EXERCISE OBJECTIVE
From the entries below, list each line with "tinkercad".
-------- STORED DATA --------
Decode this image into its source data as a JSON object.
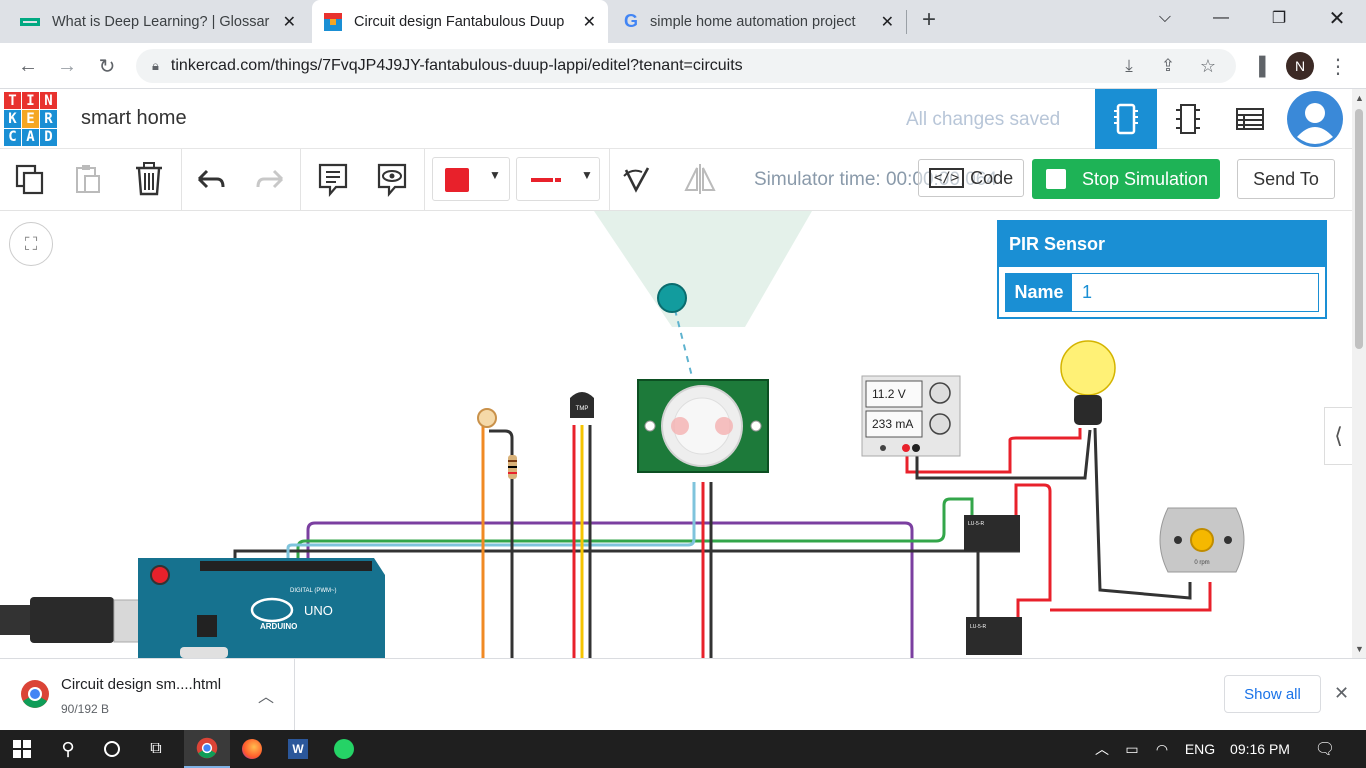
{
  "browser": {
    "tabs": [
      {
        "title": "What is Deep Learning? | Glossar",
        "favicon": "hpe-icon"
      },
      {
        "title": "Circuit design Fantabulous Duup",
        "favicon": "tinkercad-icon",
        "active": true
      },
      {
        "title": "simple home automation project",
        "favicon": "google-icon"
      }
    ],
    "url": "tinkercad.com/things/7FvqJP4J9JY-fantabulous-duup-lappi/editel?tenant=circuits",
    "profile_initial": "N"
  },
  "header": {
    "logo_letters": [
      "T",
      "I",
      "N",
      "K",
      "E",
      "R",
      "C",
      "A",
      "D"
    ],
    "project_name": "smart home",
    "save_status": "All changes saved"
  },
  "toolbar": {
    "simulator_time": "Simulator time: 00:00:00.064",
    "code_label": "Code",
    "stop_label": "Stop Simulation",
    "send_label": "Send To",
    "fill_color": "#e8212b",
    "wire_color": "#e8212b"
  },
  "inspector": {
    "title": "PIR Sensor",
    "name_label": "Name",
    "name_value": "1"
  },
  "components": {
    "power_voltage": "11.2 V",
    "power_current": "233 mA",
    "motor_rpm": "0 rpm",
    "relay_label": "LU-5-R",
    "tmp_label": "TMP",
    "arduino_brand": "ARDUINO",
    "arduino_model": "UNO",
    "arduino_digital": "DIGITAL (PWM~)"
  },
  "download": {
    "filename": "Circuit design sm....html",
    "size": "90/192 B",
    "show_all": "Show all"
  },
  "taskbar": {
    "language": "ENG",
    "time": "09:16 PM"
  },
  "colors": {
    "accent": "#1a8fd4",
    "stop_green": "#1eb356",
    "logo_red": "#e8322e",
    "logo_blue": "#1a8fd4"
  }
}
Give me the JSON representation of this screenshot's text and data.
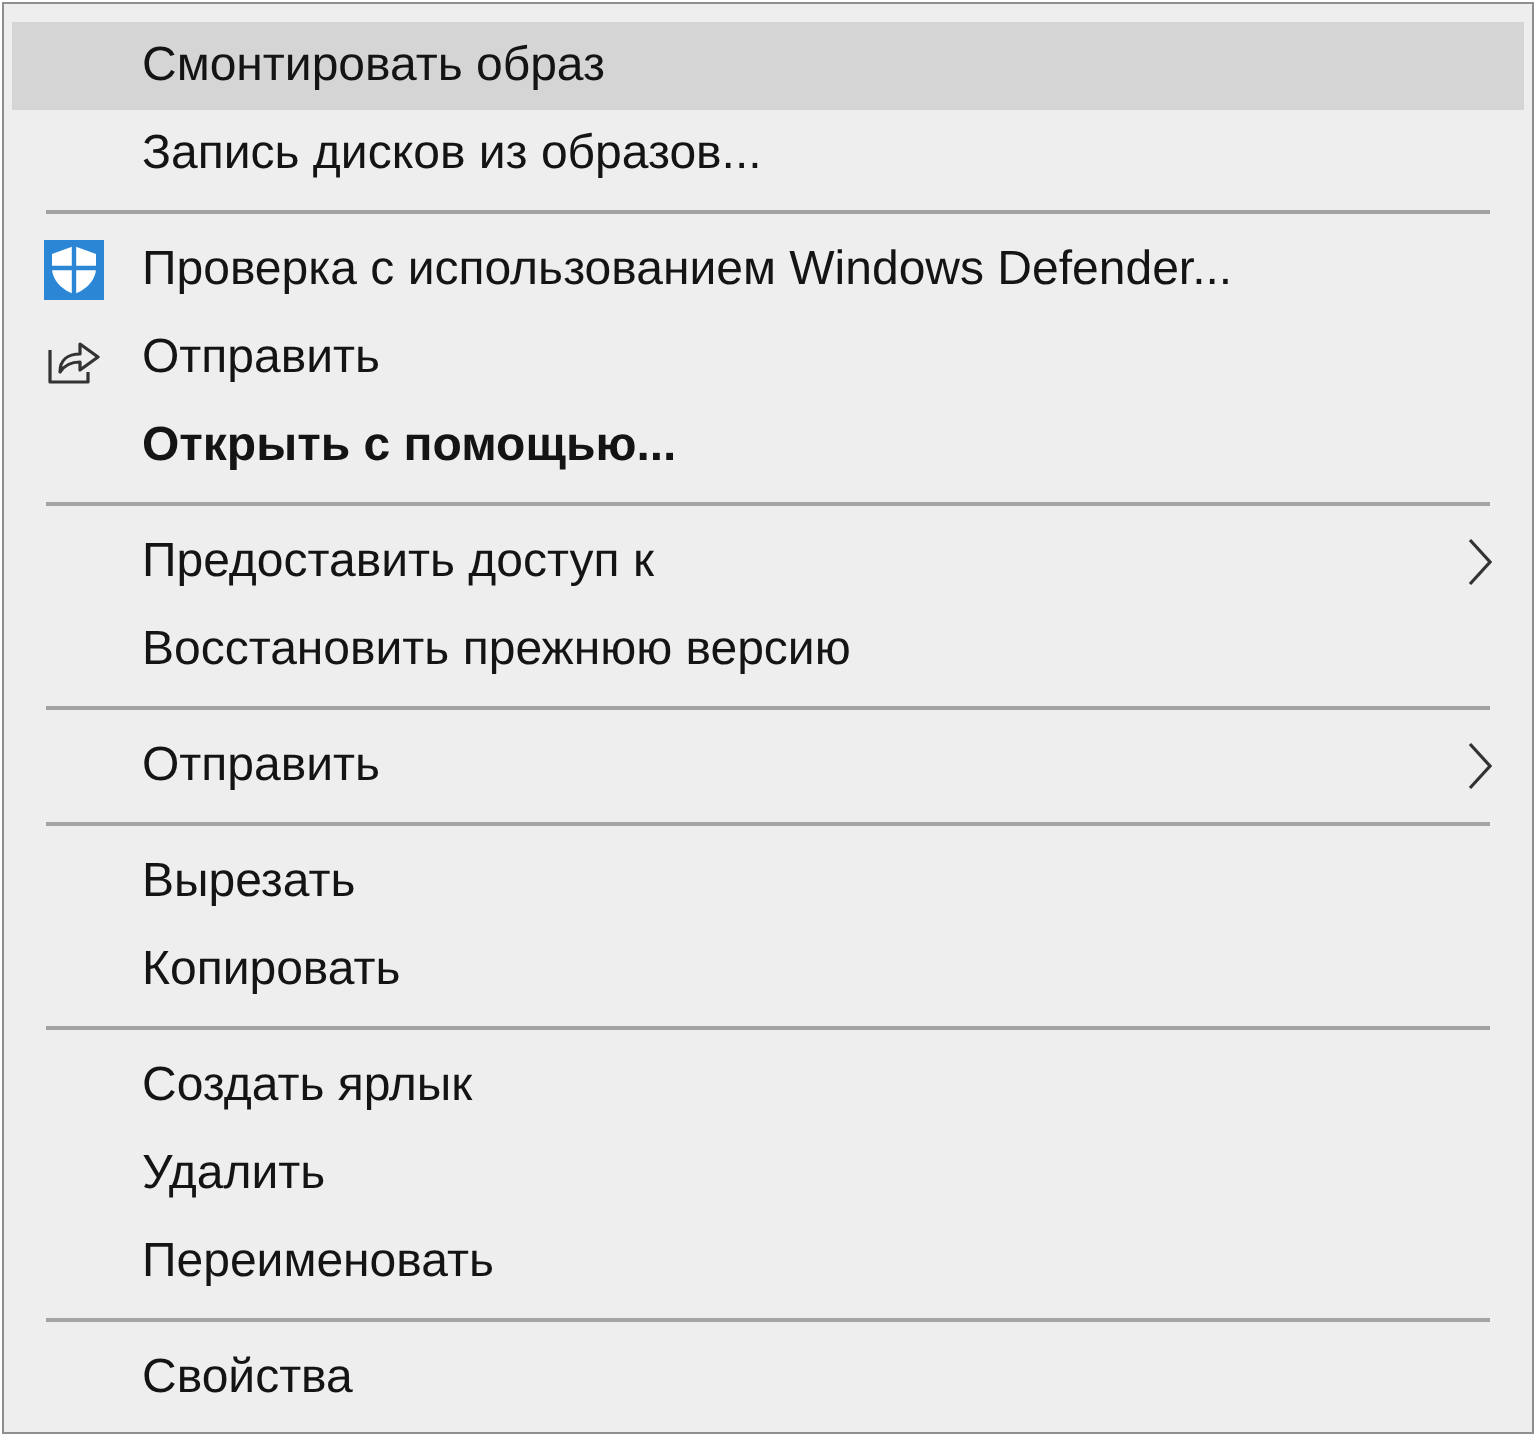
{
  "context_menu": {
    "groups": [
      {
        "items": [
          {
            "label": "Смонтировать образ",
            "kind": "plain",
            "selected": true
          },
          {
            "label": "Запись дисков из образов...",
            "kind": "plain",
            "selected": false
          }
        ]
      },
      {
        "items": [
          {
            "label": "Проверка с использованием Windows Defender...",
            "kind": "scan",
            "selected": false
          },
          {
            "label": "Отправить",
            "kind": "share",
            "selected": false
          },
          {
            "label": "Открыть с помощью...",
            "kind": "default",
            "selected": false
          }
        ]
      },
      {
        "items": [
          {
            "label": "Предоставить доступ к",
            "kind": "submenu",
            "selected": false
          },
          {
            "label": "Восстановить прежнюю версию",
            "kind": "plain",
            "selected": false
          }
        ]
      },
      {
        "items": [
          {
            "label": "Отправить",
            "kind": "submenu",
            "selected": false
          }
        ]
      },
      {
        "items": [
          {
            "label": "Вырезать",
            "kind": "plain",
            "selected": false
          },
          {
            "label": "Копировать",
            "kind": "plain",
            "selected": false
          }
        ]
      },
      {
        "items": [
          {
            "label": "Создать ярлык",
            "kind": "plain",
            "selected": false
          },
          {
            "label": "Удалить",
            "kind": "plain",
            "selected": false
          },
          {
            "label": "Переименовать",
            "kind": "plain",
            "selected": false
          }
        ]
      },
      {
        "items": [
          {
            "label": "Свойства",
            "kind": "plain",
            "selected": false
          }
        ]
      }
    ]
  }
}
--------
TASK RESPONSE
        "favicon": "tinkercad-icon",
    "url": "tinkercad.com/things/7FvqJP4J9JY-fantabulous-duup-lappi/editel?tenant=circuits",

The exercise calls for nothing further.